**What to do**. Present the rows as a numbered list, starting from the first row and ending with the line that contains "section-heading-2: 2 引用标准", leaving out any blank lines. Include only those lines.

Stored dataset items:
------
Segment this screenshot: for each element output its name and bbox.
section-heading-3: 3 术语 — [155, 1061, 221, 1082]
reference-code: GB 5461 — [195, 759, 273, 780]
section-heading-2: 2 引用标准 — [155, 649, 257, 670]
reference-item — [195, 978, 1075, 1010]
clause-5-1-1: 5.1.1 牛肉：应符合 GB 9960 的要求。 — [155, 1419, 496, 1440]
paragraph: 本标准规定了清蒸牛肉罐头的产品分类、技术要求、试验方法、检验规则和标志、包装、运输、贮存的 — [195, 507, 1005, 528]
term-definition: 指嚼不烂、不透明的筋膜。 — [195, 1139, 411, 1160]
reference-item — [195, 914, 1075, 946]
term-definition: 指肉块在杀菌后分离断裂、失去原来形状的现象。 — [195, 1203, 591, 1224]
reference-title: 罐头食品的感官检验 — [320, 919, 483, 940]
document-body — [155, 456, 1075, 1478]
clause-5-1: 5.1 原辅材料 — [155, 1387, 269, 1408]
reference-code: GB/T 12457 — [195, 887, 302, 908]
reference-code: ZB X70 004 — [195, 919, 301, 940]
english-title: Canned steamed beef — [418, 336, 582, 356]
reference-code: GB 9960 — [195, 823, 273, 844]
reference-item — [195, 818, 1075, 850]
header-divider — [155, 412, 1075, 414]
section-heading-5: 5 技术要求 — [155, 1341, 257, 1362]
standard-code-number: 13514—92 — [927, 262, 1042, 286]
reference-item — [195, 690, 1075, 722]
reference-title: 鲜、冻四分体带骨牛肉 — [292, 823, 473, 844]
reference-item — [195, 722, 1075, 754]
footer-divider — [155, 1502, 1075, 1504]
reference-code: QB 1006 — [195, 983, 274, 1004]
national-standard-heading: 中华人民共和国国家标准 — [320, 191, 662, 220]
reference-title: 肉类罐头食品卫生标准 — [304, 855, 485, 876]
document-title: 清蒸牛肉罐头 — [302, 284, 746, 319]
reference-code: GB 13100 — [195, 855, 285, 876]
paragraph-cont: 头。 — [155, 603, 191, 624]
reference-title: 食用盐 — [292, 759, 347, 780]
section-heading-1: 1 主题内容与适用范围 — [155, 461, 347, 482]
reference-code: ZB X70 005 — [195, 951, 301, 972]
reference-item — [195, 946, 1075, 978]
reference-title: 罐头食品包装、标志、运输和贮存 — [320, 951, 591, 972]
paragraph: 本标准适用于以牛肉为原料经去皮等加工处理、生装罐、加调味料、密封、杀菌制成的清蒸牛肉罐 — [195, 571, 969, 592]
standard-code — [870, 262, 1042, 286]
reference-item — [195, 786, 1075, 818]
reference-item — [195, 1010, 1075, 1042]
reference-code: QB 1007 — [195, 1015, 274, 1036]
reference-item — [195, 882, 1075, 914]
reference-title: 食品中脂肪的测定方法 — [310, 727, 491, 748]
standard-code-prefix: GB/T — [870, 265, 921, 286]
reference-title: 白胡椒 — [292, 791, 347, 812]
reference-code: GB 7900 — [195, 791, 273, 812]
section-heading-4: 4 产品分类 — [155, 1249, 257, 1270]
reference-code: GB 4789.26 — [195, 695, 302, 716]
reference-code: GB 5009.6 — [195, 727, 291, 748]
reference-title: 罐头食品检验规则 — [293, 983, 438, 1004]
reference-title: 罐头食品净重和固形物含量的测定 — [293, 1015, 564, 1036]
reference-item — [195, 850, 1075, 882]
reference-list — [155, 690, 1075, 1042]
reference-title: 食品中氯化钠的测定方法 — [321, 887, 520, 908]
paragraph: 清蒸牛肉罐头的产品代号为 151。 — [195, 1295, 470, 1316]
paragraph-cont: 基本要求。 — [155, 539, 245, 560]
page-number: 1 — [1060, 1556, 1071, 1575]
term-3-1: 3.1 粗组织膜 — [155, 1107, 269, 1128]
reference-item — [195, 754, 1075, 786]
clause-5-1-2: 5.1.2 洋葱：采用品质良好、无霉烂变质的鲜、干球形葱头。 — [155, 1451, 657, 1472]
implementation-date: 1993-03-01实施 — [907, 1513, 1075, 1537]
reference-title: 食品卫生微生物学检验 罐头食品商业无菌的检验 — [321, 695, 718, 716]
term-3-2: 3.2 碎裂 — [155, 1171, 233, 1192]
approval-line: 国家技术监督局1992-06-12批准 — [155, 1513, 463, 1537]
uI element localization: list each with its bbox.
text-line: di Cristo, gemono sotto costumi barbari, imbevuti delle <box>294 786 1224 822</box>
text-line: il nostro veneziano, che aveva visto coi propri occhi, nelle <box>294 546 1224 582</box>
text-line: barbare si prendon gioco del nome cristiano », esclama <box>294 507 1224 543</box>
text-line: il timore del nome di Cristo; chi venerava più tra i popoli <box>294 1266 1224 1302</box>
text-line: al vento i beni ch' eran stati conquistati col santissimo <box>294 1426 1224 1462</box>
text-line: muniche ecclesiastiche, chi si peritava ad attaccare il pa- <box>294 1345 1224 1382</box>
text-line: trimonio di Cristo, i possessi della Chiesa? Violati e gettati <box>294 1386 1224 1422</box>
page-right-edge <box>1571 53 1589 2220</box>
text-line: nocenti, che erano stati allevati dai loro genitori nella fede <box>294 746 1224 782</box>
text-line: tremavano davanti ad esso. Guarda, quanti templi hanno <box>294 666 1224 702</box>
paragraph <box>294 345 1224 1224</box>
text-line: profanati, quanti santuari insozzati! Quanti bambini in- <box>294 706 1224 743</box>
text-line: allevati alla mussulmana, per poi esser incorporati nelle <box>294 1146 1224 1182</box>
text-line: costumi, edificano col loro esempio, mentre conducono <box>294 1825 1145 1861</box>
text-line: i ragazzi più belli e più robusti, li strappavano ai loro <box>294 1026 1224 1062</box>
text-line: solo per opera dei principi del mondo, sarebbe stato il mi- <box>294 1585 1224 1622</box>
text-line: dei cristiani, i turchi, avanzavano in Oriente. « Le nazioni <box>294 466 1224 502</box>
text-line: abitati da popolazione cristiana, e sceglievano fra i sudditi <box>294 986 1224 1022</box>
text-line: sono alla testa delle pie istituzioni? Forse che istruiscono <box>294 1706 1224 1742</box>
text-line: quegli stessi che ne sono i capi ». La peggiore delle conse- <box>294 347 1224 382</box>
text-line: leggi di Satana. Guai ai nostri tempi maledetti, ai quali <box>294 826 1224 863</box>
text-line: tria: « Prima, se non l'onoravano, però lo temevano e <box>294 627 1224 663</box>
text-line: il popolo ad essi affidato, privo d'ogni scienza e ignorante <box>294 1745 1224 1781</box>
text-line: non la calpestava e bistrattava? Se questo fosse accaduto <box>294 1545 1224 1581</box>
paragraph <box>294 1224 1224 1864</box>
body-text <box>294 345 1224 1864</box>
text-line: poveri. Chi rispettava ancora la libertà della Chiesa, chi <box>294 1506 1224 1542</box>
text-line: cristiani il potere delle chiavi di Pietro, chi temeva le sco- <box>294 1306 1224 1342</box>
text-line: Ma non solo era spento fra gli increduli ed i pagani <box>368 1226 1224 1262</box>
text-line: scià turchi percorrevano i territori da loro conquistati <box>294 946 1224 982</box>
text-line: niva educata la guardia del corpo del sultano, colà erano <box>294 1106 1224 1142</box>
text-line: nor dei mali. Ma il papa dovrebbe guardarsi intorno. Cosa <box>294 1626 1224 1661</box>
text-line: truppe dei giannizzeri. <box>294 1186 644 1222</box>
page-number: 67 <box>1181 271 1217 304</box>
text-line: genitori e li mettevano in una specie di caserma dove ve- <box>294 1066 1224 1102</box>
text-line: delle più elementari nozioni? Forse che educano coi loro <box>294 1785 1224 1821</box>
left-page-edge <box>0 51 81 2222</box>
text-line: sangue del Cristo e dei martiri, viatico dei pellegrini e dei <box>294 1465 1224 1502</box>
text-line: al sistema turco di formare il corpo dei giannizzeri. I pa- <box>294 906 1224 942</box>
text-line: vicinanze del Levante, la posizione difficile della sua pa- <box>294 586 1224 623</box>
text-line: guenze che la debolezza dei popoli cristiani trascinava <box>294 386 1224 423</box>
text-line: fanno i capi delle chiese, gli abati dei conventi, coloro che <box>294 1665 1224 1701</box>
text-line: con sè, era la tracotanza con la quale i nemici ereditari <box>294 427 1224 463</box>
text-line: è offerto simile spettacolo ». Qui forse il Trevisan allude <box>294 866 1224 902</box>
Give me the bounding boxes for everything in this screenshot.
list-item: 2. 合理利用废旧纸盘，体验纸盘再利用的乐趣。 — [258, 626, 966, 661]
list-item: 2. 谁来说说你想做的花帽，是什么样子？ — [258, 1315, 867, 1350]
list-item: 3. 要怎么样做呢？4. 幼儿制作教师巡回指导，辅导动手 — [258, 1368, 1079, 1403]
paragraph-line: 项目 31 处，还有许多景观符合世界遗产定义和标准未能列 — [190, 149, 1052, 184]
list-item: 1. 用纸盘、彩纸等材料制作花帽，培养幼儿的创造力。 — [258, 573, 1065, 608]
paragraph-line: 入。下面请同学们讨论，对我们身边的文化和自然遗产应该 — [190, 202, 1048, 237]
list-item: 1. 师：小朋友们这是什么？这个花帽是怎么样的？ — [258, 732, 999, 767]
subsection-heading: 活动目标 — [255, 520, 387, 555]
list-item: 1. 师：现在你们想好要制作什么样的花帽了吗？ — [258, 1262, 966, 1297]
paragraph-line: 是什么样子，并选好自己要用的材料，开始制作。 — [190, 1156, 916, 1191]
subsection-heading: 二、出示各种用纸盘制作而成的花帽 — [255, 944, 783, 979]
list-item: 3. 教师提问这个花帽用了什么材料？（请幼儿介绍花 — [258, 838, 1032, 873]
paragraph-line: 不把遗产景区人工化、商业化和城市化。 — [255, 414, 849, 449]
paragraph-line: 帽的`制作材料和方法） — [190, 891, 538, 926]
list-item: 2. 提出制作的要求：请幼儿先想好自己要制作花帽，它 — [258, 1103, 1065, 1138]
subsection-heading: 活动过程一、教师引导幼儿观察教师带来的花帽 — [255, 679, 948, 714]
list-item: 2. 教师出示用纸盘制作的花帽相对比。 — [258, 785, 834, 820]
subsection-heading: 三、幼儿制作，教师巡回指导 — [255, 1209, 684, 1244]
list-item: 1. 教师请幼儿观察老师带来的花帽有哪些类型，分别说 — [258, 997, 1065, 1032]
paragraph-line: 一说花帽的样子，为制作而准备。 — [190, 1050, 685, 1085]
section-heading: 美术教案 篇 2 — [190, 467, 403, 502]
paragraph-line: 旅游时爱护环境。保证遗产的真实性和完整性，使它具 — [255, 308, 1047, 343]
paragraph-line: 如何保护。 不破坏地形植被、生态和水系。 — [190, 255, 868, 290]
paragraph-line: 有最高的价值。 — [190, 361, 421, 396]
------
**Result**.
1. Segment this screenshot: for each element output its name and bbox.
2. section-heading-3: 3 术语 — [155, 1061, 221, 1082]
3. reference-code: GB 5461 — [195, 759, 273, 780]
4. section-heading-2: 2 引用标准 — [155, 649, 257, 670]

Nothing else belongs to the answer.